------ Data supplied
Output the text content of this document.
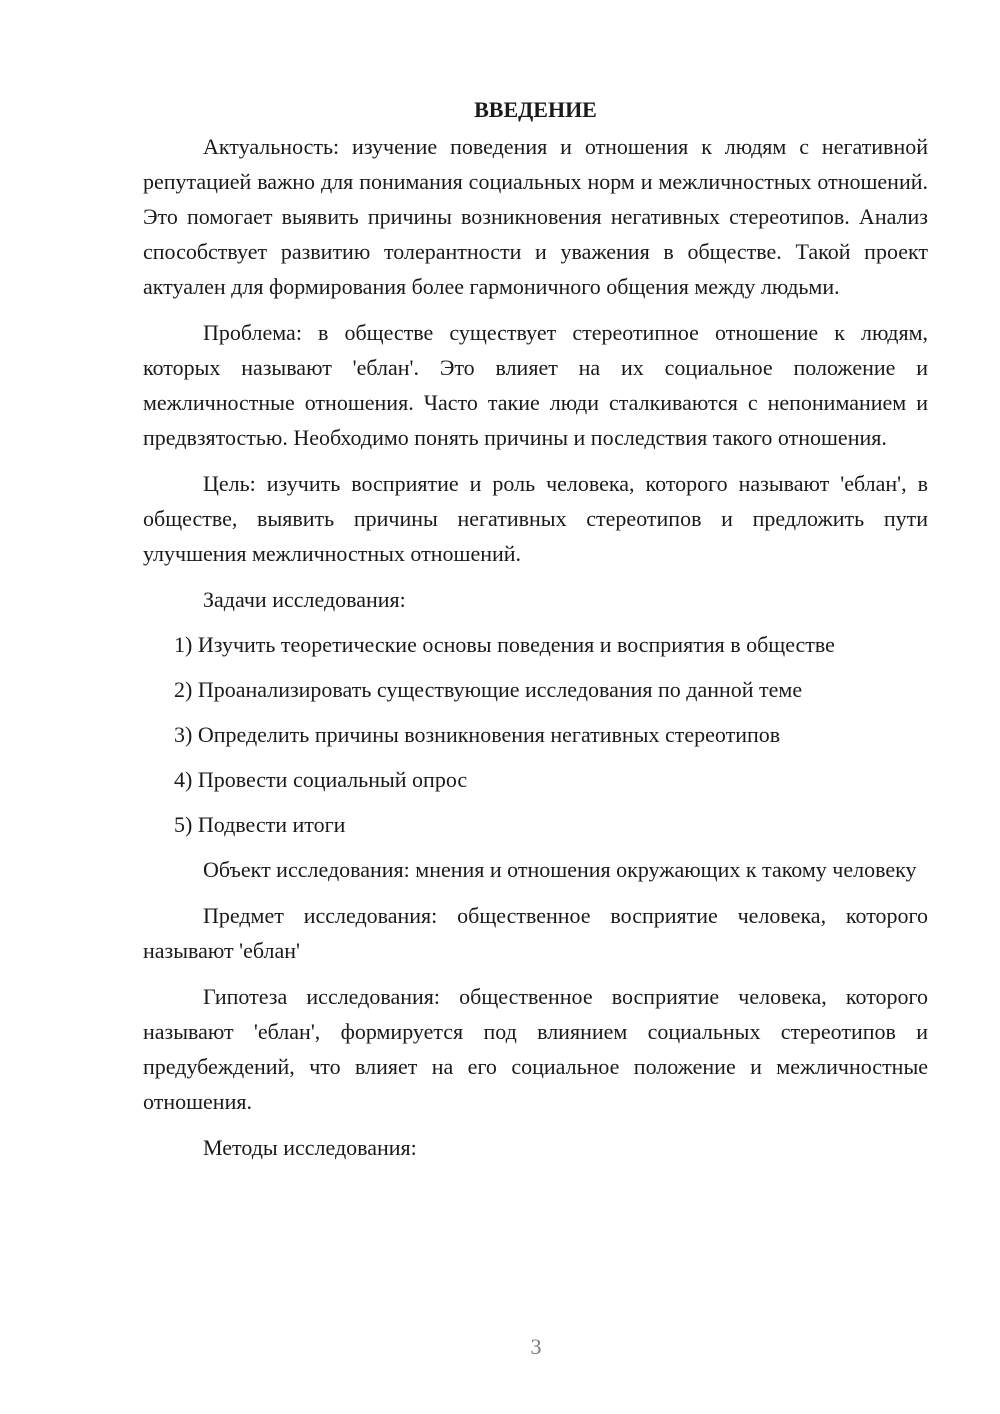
ВВЕДЕНИЕ

Актуальность: изучение поведения и отношения к людям с негативной репутацией важно для понимания социальных норм и межличностных отношений. Это помогает выявить причины возникновения негативных стереотипов. Анализ способствует развитию толерантности и уважения в обществе. Такой проект актуален для формирования более гармоничного общения между людьми.

Проблема: в обществе существует стереотипное отношение к людям, которых называют 'еблан'. Это влияет на их социальное положение и межличностные отношения. Часто такие люди сталкиваются с непониманием и предвзятостью. Необходимо понять причины и последствия такого отношения.

Цель: изучить восприятие и роль человека, которого называют 'еблан', в обществе, выявить причины негативных стереотипов и предложить пути улучшения межличностных отношений.

Задачи исследования:

1) Изучить теоретические основы поведения и восприятия в обществе
2) Проанализировать существующие исследования по данной теме
3) Определить причины возникновения негативных стереотипов
4) Провести социальный опрос
5) Подвести итоги

Объект исследования: мнения и отношения окружающих к такому человеку

Предмет исследования: общественное восприятие человека, которого называют 'еблан'

Гипотеза исследования: общественное восприятие человека, которого называют 'еблан', формируется под влиянием социальных стереотипов и предубеждений, что влияет на его социальное положение и межличностные отношения.

Методы исследования:

3
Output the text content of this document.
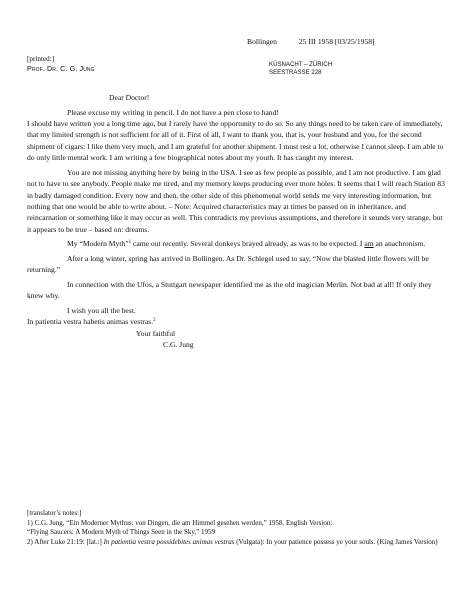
Bollingen	25 III 1958 [03/25/1958]
[printed:]
Prof. Dr. C. G. Jung	KÜSNACHT – ZÜRICH
SEESTRASSE 228

Dear Doctor!

Please excuse my writing in pencil. I do not have a pen close to hand!

I should have written you a long time ago, but I rarely have the opportunity to do so. So any things need to be taken care of immediately, that my limited strength is not sufficient for all of it. First of all, I want to thank you, that is, your husband and you, for the second shipment of cigars: I like them very much, and I am grateful for another shipment. I must rest a lot, otherwise I cannot sleep. I am able to do only little mental work. I am writing a few biographical notes about my youth. It has caught my interest.

You are not missing anything here by being in the USA. I see as few people as possible, and I am not productive. I am glad not to have to see anybody. People make me tired, and my memory keeps producing ever more holes. It seems that I will reach Station 83 in badly damaged condition. Every now and then, the other side of this phenomenal world sends me very interesting information, but nothing that one would be able to write about. – Note: Acquired characteristics may at times be passed on in inheritance, and reincarnation or something like it may occur as well. This contradicts my previous assumptions, and therefore it sounds very strange, but it appears to be true – based on: dreams.

My “Modern Myth”$^1$ came out recently. Several donkeys brayed already, as was to be expected. I am an anachronism.

After a long winter, spring has arrived in Bollingen. As Dr. Schlegel used to say, “Now the blasted little flowers will be returning.”

In connection with the Ufos, a Stuttgart newspaper identified me as the old magician Merlin. Not bad at all! If only they knew why.

I wish you all the best.

In patientia vestra habetis animas vestras.$^2$

Your faithful

C.G. Jung

[translator’s notes:]

1) C.G. Jung, “Ein Moderner Mythus: von Dingen, die am Himmel gesehen werden,” 1958. English Version:

“Flying Saucers: A Modern Myth of Things Seen in the Sky,” 1959

2) After Luke 21:19: [lat.:] In patientia vestra possidebites animas vestras (Vulgata): In your patience possess ye your souls. (King James Version)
------------
[Exercise]
Of the lines in the material above, state how many contain the string "межличностных"; give no other text.

[The answer]
2